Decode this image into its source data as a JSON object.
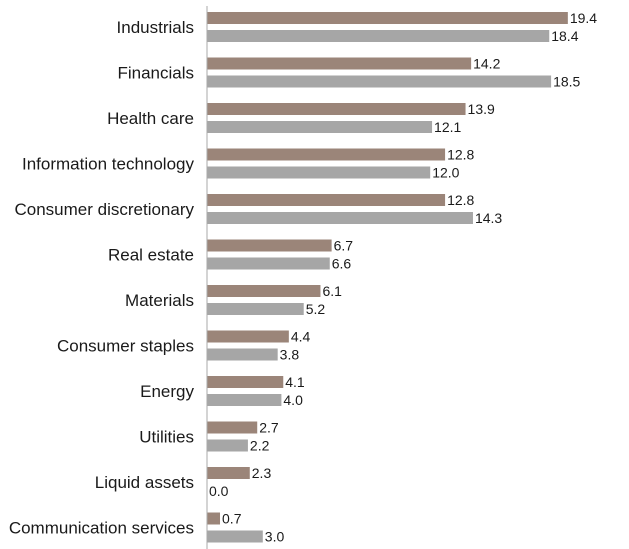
{
  "chart_data": {
    "type": "bar",
    "orientation": "horizontal",
    "categories": [
      "Industrials",
      "Financials",
      "Health care",
      "Information technology",
      "Consumer discretionary",
      "Real estate",
      "Materials",
      "Consumer staples",
      "Energy",
      "Utilities",
      "Liquid assets",
      "Communication services"
    ],
    "series": [
      {
        "color": "#9b8579",
        "values": [
          19.4,
          14.2,
          13.9,
          12.8,
          12.8,
          6.7,
          6.1,
          4.4,
          4.1,
          2.7,
          2.3,
          0.7
        ],
        "labels": [
          "19.4",
          "14.2",
          "13.9",
          "12.8",
          "12.8",
          "6.7",
          "6.1",
          "4.4",
          "4.1",
          "2.7",
          "2.3",
          "0.7"
        ]
      },
      {
        "color": "#a6a6a6",
        "values": [
          18.4,
          18.5,
          12.1,
          12.0,
          14.3,
          6.6,
          5.2,
          3.8,
          4.0,
          2.2,
          0.0,
          3.0
        ],
        "labels": [
          "18.4",
          "18.5",
          "12.1",
          "12.0",
          "14.3",
          "6.6",
          "5.2",
          "3.8",
          "4.0",
          "2.2",
          "0.0",
          "3.0"
        ]
      }
    ],
    "xlim": [
      0,
      20
    ],
    "grid": false,
    "legend": "none",
    "title": "",
    "xlabel": "",
    "ylabel": ""
  }
}
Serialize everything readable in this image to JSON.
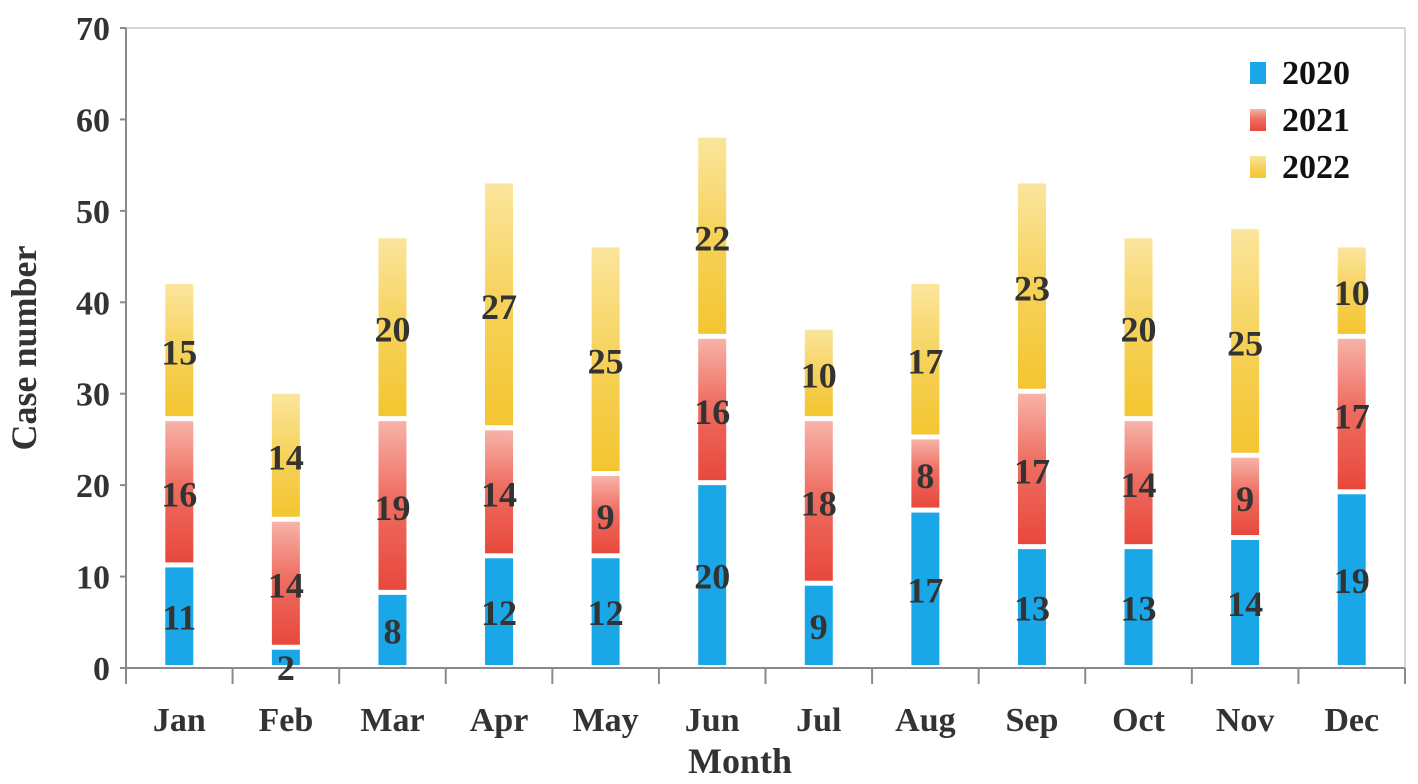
{
  "chart_data": {
    "type": "bar",
    "stacked": true,
    "title": "",
    "xlabel": "Month",
    "ylabel": "Case number",
    "ylim": [
      0,
      70
    ],
    "yticks": [
      0,
      10,
      20,
      30,
      40,
      50,
      60,
      70
    ],
    "grid": false,
    "legend_position": "top-right",
    "categories": [
      "Jan",
      "Feb",
      "Mar",
      "Apr",
      "May",
      "Jun",
      "Jul",
      "Aug",
      "Sep",
      "Oct",
      "Nov",
      "Dec"
    ],
    "series": [
      {
        "name": "2020",
        "color": "#1aa7e8",
        "values": [
          11,
          2,
          8,
          12,
          12,
          20,
          9,
          17,
          13,
          13,
          14,
          19
        ]
      },
      {
        "name": "2021",
        "color": "#e8483c",
        "values": [
          16,
          14,
          19,
          14,
          9,
          16,
          18,
          8,
          17,
          14,
          9,
          17
        ]
      },
      {
        "name": "2022",
        "color": "#f3c530",
        "values": [
          15,
          14,
          20,
          27,
          25,
          22,
          10,
          17,
          23,
          20,
          25,
          10
        ]
      }
    ]
  }
}
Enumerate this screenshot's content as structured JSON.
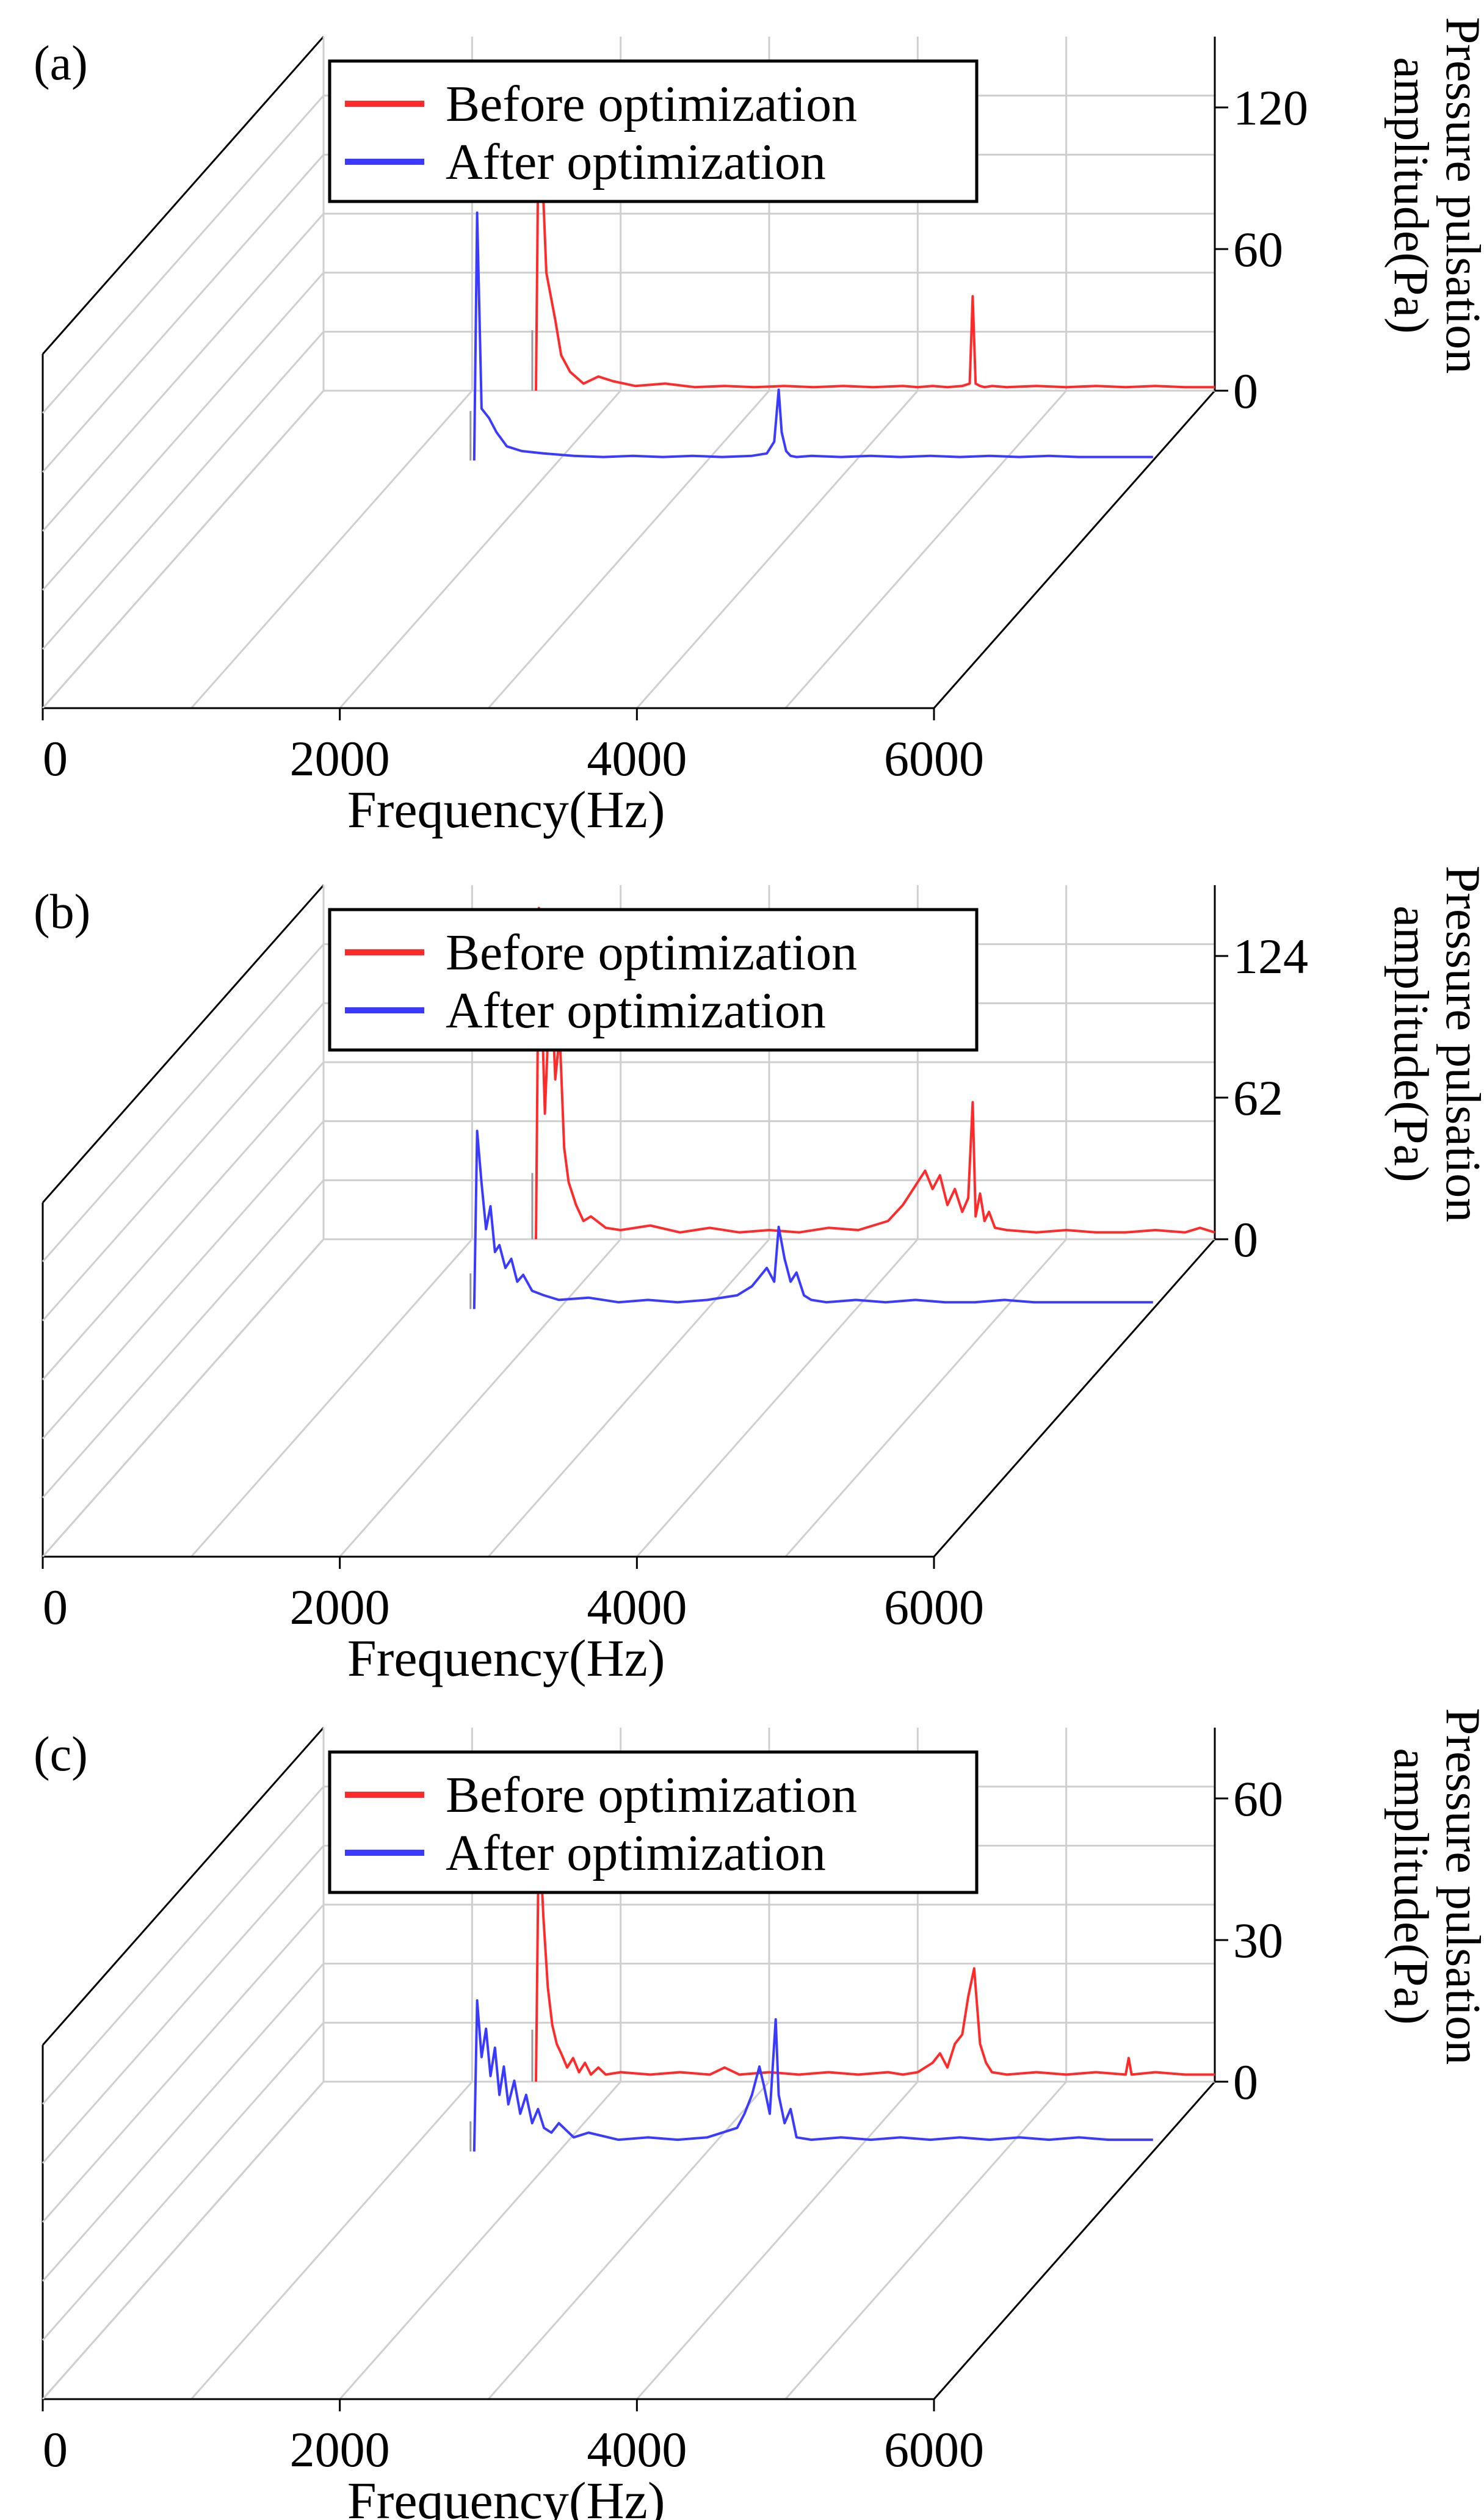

※

Leave out every picture, and write out exactly the lines from the one bearing "Serialize everything readable" through the final line.

Serialize everything readable in this image to JSON.
{
  "chart_data": {
    "type": "bar",
    "stacked": true,
    "title": "",
    "xlabel": "Month",
    "ylabel": "Case number",
    "ylim": [
      0,
      70
    ],
    "yticks": [
      0,
      10,
      20,
      30,
      40,
      50,
      60,
      70
    ],
    "grid": false,
    "legend_position": "top-right",
    "categories": [
      "Jan",
      "Feb",
      "Mar",
      "Apr",
      "May",
      "Jun",
      "Jul",
      "Aug",
      "Sep",
      "Oct",
      "Nov",
      "Dec"
    ],
    "series": [
      {
        "name": "2020",
        "color": "#1aa7e8",
        "values": [
          11,
          2,
          8,
          12,
          12,
          20,
          9,
          17,
          13,
          13,
          14,
          19
        ]
      },
      {
        "name": "2021",
        "color": "#e8483c",
        "values": [
          16,
          14,
          19,
          14,
          9,
          16,
          18,
          8,
          17,
          14,
          9,
          17
        ]
      },
      {
        "name": "2022",
        "color": "#f3c530",
        "values": [
          15,
          14,
          20,
          27,
          25,
          22,
          10,
          17,
          23,
          20,
          25,
          10
        ]
      }
    ]
  }
}
Enumerate this screenshot's content as structured JSON.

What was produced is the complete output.